** BEGIN DATA EXCERPTS **

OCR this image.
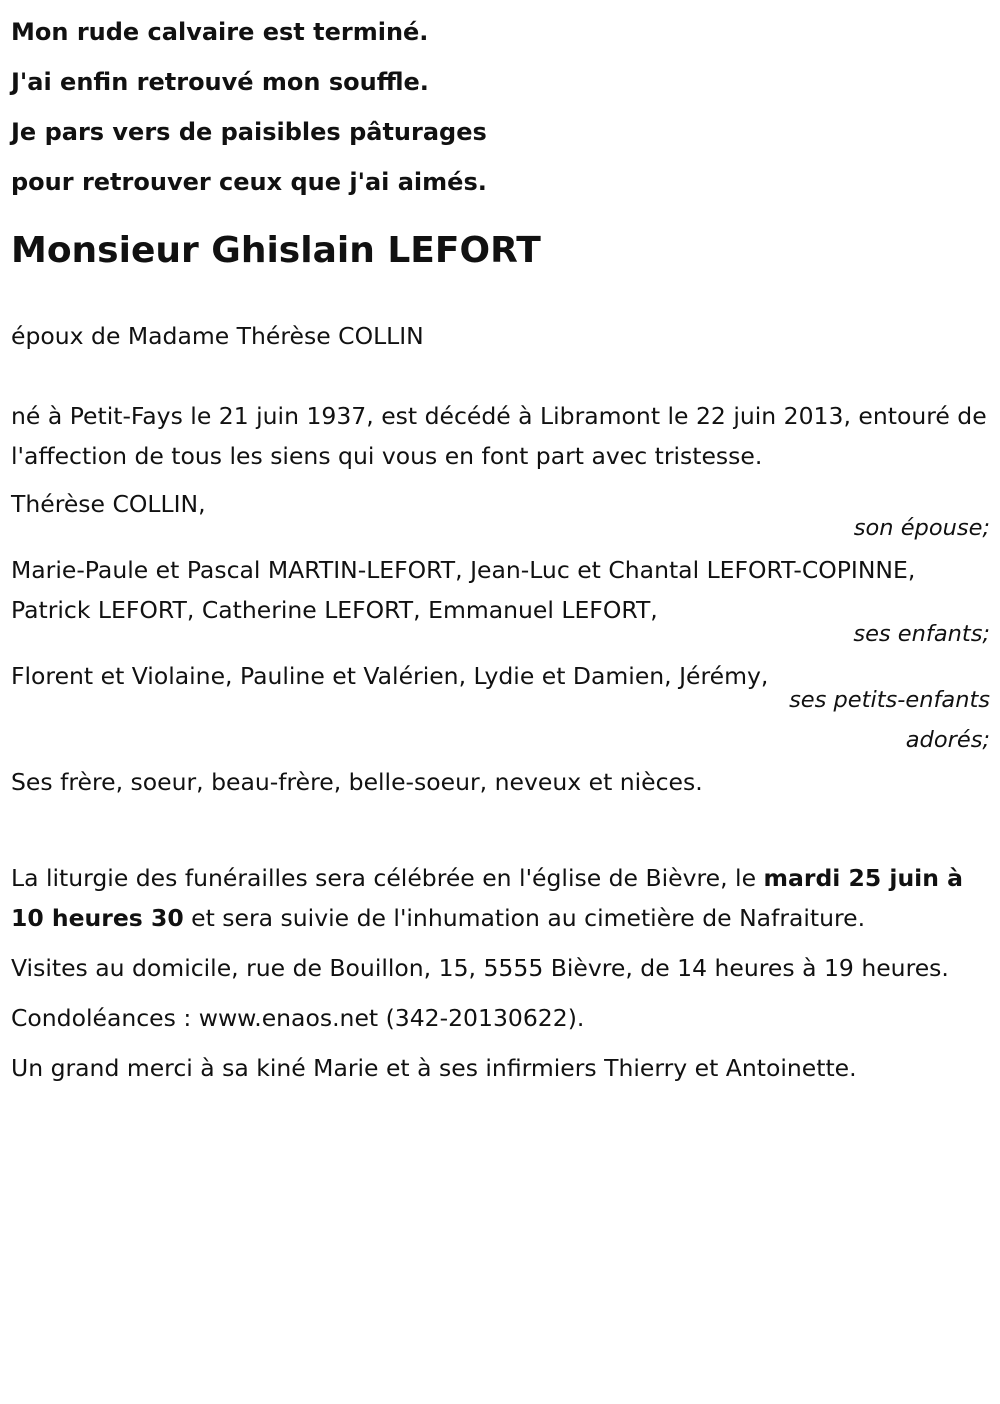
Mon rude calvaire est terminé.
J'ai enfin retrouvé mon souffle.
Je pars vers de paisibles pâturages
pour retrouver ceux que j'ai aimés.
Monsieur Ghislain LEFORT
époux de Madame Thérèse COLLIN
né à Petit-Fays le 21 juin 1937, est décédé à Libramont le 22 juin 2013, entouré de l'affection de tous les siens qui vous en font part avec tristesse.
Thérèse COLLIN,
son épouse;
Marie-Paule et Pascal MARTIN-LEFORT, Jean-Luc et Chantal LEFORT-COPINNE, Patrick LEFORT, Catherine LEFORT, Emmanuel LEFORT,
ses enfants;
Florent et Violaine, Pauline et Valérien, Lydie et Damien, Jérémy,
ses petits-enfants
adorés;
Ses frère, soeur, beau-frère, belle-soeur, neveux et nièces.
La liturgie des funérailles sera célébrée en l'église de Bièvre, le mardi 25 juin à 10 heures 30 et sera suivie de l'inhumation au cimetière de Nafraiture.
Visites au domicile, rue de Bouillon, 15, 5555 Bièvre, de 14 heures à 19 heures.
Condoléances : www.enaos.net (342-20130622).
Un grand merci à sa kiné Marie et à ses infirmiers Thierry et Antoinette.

** END DATA EXCERPTS **

■ PROBLEM DESCRIPTION ■
Transcribe the records above verbatim. Do not carry over any picture.

■ ANSWER BELOW ■
OCR this image.
Mon rude calvaire est terminé.
J'ai enfin retrouvé mon souffle.
Je pars vers de paisibles pâturages
pour retrouver ceux que j'ai aimés.
Monsieur Ghislain LEFORT
époux de Madame Thérèse COLLIN
né à Petit-Fays le 21 juin 1937, est décédé à Libramont le 22 juin 2013, entouré de l'affection de tous les siens qui vous en font part avec tristesse.
Thérèse COLLIN,
son épouse;
Marie-Paule et Pascal MARTIN-LEFORT, Jean-Luc et Chantal LEFORT-COPINNE, Patrick LEFORT, Catherine LEFORT, Emmanuel LEFORT,
ses enfants;
Florent et Violaine, Pauline et Valérien, Lydie et Damien, Jérémy,
ses petits-enfants
adorés;
Ses frère, soeur, beau-frère, belle-soeur, neveux et nièces.
La liturgie des funérailles sera célébrée en l'église de Bièvre, le mardi 25 juin à 10 heures 30 et sera suivie de l'inhumation au cimetière de Nafraiture.
Visites au domicile, rue de Bouillon, 15, 5555 Bièvre, de 14 heures à 19 heures.
Condoléances : www.enaos.net (342-20130622).
Un grand merci à sa kiné Marie et à ses infirmiers Thierry et Antoinette.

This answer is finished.